Texto da página ->

※

Entretanto, a realidade mostra que a luta por modif‌icações legislativas é
apenas o primeiro passo para a efetivação de direitos. O grande desaf‌io, atualmente,
é solidif‌icar as instituições democráticas capazes de propiciar a concretização do
que foi anunciado pela Constituição de 1988, merecendo destaque neste contexto
a Defensoria Pública.
De acordo com o estudo realizado pelo Observatório Latino-Americano
de Política Criminal – OLAPOC (2004, p. 8), o Brasil ocupa posição de relevo
no quadro normativo-institucional da Defensoria Pública na América Latina,
por conferir caráter constitucional à Instituição incumbida de dar voz aos
despossuídos no sistema de Justiça.
Passados mais de dezenove anos da promulgação da Constituição de
1988, porém, tem-se a impressão de que a Defensoria Pública no Brasil ainda
não possui plenas condições de cumprir a missão que lhe foi conf‌iada, uma vez
que sua devida estruturação nas diversas unidades da Federação ainda não se
concretizou.
Talvez por ser a Defensoria a mais nova de nossas instituições jurídicas
(em média, 17 anos), mas, com certeza, também pelo seu imanente poder
transformador da estrutura social, a população em geral e a própria comunidade
jurídica ainda desconhecem a Instituição ou não lhe prestam o devido valor.

※

Linhas armazenadas ->
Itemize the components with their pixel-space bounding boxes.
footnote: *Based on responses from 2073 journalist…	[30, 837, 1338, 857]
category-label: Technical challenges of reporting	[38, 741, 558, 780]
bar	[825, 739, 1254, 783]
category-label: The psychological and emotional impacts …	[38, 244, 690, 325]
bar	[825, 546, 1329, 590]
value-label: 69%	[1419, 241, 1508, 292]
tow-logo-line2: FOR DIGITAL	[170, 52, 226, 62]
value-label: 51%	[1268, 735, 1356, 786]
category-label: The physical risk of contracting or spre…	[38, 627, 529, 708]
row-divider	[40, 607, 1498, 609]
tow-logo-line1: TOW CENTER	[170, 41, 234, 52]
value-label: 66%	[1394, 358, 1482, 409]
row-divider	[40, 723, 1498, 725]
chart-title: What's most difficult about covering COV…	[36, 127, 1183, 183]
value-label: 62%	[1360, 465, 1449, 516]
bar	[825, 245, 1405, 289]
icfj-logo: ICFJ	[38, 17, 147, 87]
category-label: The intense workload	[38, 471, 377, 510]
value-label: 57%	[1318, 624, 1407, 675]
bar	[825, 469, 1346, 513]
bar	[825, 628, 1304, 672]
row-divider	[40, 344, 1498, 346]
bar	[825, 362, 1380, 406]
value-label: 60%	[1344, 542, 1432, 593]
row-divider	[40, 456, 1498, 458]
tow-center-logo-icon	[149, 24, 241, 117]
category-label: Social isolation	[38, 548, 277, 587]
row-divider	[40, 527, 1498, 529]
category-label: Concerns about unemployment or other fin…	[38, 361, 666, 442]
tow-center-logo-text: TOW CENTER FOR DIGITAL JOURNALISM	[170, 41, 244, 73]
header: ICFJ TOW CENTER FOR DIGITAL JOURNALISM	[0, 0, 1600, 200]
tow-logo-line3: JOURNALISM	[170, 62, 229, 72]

※

Tarefas ->
1. Responda com base no texto sobre a Defensoria Pública:
(a) Qual organização realizou o estudo citado sobre a Defensoria Pública na América Latina?
(b) Quantos anos haviam se passado desde a promulgação da Constituição de 1988, segundo o texto?
(c) Qual é a idade média da Defensoria, de acordo com o texto?
2. Segundo o texto sobre a Defensoria Pública, por que o Brasil ocupa posição de relevo no quadro normativo-institucional da Defensoria Pública na América Latina?
3. Transcreva do texto sobre a Defensoria Pública tudo desde "Entretanto, a realidade" até "a Defensoria Pública.".

Respostas do exercício ->
1.
(a) O estudo foi realizado pelo Observatório Latino-Americano de Política Criminal (OLAPOC).
(b) Haviam se passado mais de dezenove anos desde a promulgação da Constituição de 1988.
(c) A Defensoria tem, em média, 17 anos.

2. O Brasil ocupa essa posição porque confere caráter constitucional à instituição incumbida de dar voz aos despossuídos no sistema de Justiça.

3.
Entretanto, a realidade mostra que a luta por modif‌icações legislativas é
apenas o primeiro passo para a efetivação de direitos. O grande desaf‌io, atualmente,
é solidif‌icar as instituições democráticas capazes de propiciar a concretização do
que foi anunciado pela Constituição de 1988, merecendo destaque neste contexto
a Defensoria Pública.